* begin DATA PROVIDED *
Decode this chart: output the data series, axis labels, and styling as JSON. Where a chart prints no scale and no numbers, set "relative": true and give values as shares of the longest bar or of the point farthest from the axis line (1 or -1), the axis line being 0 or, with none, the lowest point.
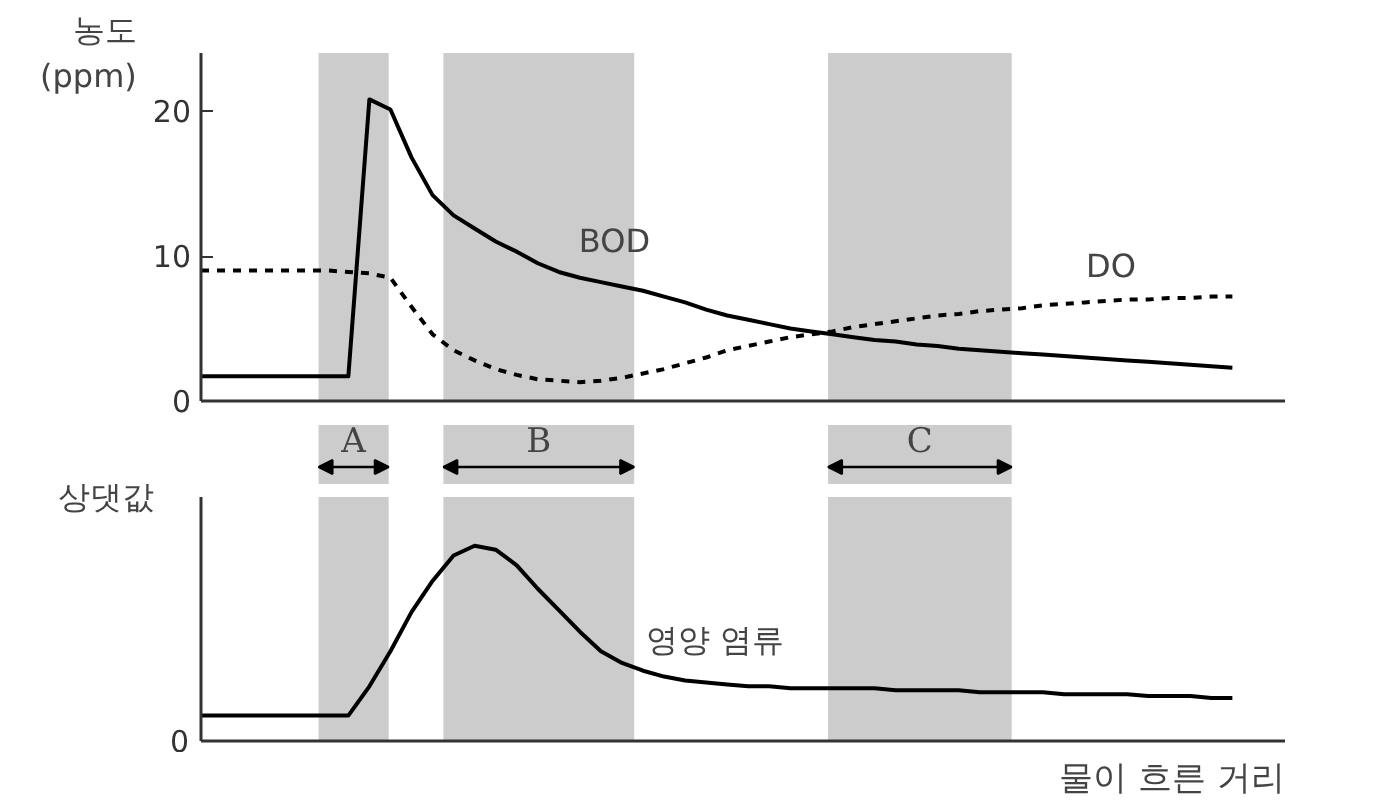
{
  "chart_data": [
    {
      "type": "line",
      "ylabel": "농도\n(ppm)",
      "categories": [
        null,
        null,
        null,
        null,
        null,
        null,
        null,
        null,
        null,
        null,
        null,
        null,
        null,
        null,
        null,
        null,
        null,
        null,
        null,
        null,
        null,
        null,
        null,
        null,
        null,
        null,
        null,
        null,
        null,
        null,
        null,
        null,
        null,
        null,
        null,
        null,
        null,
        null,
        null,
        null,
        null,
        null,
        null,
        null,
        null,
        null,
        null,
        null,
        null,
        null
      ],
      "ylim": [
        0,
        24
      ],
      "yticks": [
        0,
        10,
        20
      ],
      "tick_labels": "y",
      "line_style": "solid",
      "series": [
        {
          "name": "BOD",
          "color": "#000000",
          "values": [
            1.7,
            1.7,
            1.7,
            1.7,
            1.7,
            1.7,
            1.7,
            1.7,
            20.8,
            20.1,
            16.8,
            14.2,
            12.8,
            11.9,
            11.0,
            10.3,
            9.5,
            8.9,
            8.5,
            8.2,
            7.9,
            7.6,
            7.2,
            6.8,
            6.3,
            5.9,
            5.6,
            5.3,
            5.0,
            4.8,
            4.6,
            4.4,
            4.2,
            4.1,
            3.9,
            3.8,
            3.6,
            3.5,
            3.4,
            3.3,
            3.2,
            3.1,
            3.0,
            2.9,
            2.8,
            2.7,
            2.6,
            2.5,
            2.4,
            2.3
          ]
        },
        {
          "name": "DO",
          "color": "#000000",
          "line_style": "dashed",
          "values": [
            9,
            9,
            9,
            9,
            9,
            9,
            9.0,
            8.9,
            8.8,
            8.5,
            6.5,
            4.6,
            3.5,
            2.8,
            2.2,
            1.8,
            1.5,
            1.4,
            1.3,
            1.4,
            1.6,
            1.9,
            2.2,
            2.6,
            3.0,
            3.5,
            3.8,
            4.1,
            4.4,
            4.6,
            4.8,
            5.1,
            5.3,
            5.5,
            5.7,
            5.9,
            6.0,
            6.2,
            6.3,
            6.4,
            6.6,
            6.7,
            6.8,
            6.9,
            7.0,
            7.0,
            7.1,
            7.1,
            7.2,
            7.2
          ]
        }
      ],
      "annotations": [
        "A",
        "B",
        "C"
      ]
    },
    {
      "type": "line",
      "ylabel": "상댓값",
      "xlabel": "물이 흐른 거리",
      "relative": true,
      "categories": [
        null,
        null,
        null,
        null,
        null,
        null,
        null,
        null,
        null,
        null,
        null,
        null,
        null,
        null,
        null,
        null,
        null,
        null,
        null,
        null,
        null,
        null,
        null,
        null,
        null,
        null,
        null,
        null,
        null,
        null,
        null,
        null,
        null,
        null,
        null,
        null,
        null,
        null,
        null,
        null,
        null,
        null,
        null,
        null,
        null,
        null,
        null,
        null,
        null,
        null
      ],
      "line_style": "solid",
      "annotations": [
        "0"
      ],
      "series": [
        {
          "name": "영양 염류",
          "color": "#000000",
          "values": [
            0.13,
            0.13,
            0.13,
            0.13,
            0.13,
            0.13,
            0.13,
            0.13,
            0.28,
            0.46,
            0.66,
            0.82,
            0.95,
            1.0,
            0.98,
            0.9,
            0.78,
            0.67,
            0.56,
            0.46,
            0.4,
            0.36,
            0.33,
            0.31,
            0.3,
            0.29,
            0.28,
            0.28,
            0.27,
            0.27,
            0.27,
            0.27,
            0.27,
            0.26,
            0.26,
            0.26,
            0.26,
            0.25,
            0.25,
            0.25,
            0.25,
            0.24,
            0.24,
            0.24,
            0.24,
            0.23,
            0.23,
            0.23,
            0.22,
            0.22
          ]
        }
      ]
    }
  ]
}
* end DATA PROVIDED *
(SHORT EXERCISE) Return the full material word for word. Do not include the pictures.

(REPLY TO THE EXERCISE)
Decode this chart: output the data series, axis labels, and styling as JSON. Where a chart prints no scale and no numbers, set "relative": true and give values as shares of the longest bar or of the point farthest from the axis line (1 or -1), the axis line being 0 or, with none, the lowest point.
{
  "chart_data": [
    {
      "type": "line",
      "ylabel": "농도\n(ppm)",
      "categories": [
        null,
        null,
        null,
        null,
        null,
        null,
        null,
        null,
        null,
        null,
        null,
        null,
        null,
        null,
        null,
        null,
        null,
        null,
        null,
        null,
        null,
        null,
        null,
        null,
        null,
        null,
        null,
        null,
        null,
        null,
        null,
        null,
        null,
        null,
        null,
        null,
        null,
        null,
        null,
        null,
        null,
        null,
        null,
        null,
        null,
        null,
        null,
        null,
        null,
        null
      ],
      "ylim": [
        0,
        24
      ],
      "yticks": [
        0,
        10,
        20
      ],
      "tick_labels": "y",
      "line_style": "solid",
      "series": [
        {
          "name": "BOD",
          "color": "#000000",
          "values": [
            1.7,
            1.7,
            1.7,
            1.7,
            1.7,
            1.7,
            1.7,
            1.7,
            20.8,
            20.1,
            16.8,
            14.2,
            12.8,
            11.9,
            11.0,
            10.3,
            9.5,
            8.9,
            8.5,
            8.2,
            7.9,
            7.6,
            7.2,
            6.8,
            6.3,
            5.9,
            5.6,
            5.3,
            5.0,
            4.8,
            4.6,
            4.4,
            4.2,
            4.1,
            3.9,
            3.8,
            3.6,
            3.5,
            3.4,
            3.3,
            3.2,
            3.1,
            3.0,
            2.9,
            2.8,
            2.7,
            2.6,
            2.5,
            2.4,
            2.3
          ]
        },
        {
          "name": "DO",
          "color": "#000000",
          "line_style": "dashed",
          "values": [
            9,
            9,
            9,
            9,
            9,
            9,
            9.0,
            8.9,
            8.8,
            8.5,
            6.5,
            4.6,
            3.5,
            2.8,
            2.2,
            1.8,
            1.5,
            1.4,
            1.3,
            1.4,
            1.6,
            1.9,
            2.2,
            2.6,
            3.0,
            3.5,
            3.8,
            4.1,
            4.4,
            4.6,
            4.8,
            5.1,
            5.3,
            5.5,
            5.7,
            5.9,
            6.0,
            6.2,
            6.3,
            6.4,
            6.6,
            6.7,
            6.8,
            6.9,
            7.0,
            7.0,
            7.1,
            7.1,
            7.2,
            7.2
          ]
        }
      ],
      "annotations": [
        "A",
        "B",
        "C"
      ]
    },
    {
      "type": "line",
      "ylabel": "상댓값",
      "xlabel": "물이 흐른 거리",
      "relative": true,
      "categories": [
        null,
        null,
        null,
        null,
        null,
        null,
        null,
        null,
        null,
        null,
        null,
        null,
        null,
        null,
        null,
        null,
        null,
        null,
        null,
        null,
        null,
        null,
        null,
        null,
        null,
        null,
        null,
        null,
        null,
        null,
        null,
        null,
        null,
        null,
        null,
        null,
        null,
        null,
        null,
        null,
        null,
        null,
        null,
        null,
        null,
        null,
        null,
        null,
        null,
        null
      ],
      "line_style": "solid",
      "annotations": [
        "0"
      ],
      "series": [
        {
          "name": "영양 염류",
          "color": "#000000",
          "values": [
            0.13,
            0.13,
            0.13,
            0.13,
            0.13,
            0.13,
            0.13,
            0.13,
            0.28,
            0.46,
            0.66,
            0.82,
            0.95,
            1.0,
            0.98,
            0.9,
            0.78,
            0.67,
            0.56,
            0.46,
            0.4,
            0.36,
            0.33,
            0.31,
            0.3,
            0.29,
            0.28,
            0.28,
            0.27,
            0.27,
            0.27,
            0.27,
            0.27,
            0.26,
            0.26,
            0.26,
            0.26,
            0.25,
            0.25,
            0.25,
            0.25,
            0.24,
            0.24,
            0.24,
            0.24,
            0.23,
            0.23,
            0.23,
            0.22,
            0.22
          ]
        }
      ]
    }
  ]
}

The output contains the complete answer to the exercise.